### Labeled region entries
╔══
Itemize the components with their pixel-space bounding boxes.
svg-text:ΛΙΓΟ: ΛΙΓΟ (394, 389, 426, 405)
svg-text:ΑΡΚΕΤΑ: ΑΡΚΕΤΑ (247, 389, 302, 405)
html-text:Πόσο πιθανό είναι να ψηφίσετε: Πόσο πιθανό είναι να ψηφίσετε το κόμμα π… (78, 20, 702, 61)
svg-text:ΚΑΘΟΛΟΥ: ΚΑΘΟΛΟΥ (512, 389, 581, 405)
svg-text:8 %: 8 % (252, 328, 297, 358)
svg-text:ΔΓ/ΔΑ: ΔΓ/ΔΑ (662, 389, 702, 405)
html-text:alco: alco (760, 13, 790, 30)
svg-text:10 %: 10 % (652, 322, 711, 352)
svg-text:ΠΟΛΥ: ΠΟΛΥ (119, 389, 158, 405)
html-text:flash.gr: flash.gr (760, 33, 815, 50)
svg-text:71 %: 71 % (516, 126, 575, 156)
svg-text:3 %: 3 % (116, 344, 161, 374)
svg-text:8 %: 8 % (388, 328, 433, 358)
╚══
### What the task requires
Reproduce all of the material above, substituting "vector-text" for every occurrence of "svg-text" and leaving everything else unchanged.

### Right answer
Itemize the components with their pixel-space bounding boxes.
vector-text:ΛΙΓΟ: ΛΙΓΟ (394, 389, 426, 405)
vector-text:ΑΡΚΕΤΑ: ΑΡΚΕΤΑ (247, 389, 302, 405)
html-text:Πόσο πιθανό είναι να ψηφίσετε: Πόσο πιθανό είναι να ψηφίσετε το κόμμα π… (78, 20, 702, 61)
vector-text:ΚΑΘΟΛΟΥ: ΚΑΘΟΛΟΥ (512, 389, 581, 405)
vector-text:8 %: 8 % (252, 328, 297, 358)
vector-text:ΔΓ/ΔΑ: ΔΓ/ΔΑ (662, 389, 702, 405)
html-text:alco: alco (760, 13, 790, 30)
vector-text:10 %: 10 % (652, 322, 711, 352)
vector-text:ΠΟΛΥ: ΠΟΛΥ (119, 389, 158, 405)
html-text:flash.gr: flash.gr (760, 33, 815, 50)
vector-text:71 %: 71 % (516, 126, 575, 156)
vector-text:3 %: 3 % (116, 344, 161, 374)
vector-text:8 %: 8 % (388, 328, 433, 358)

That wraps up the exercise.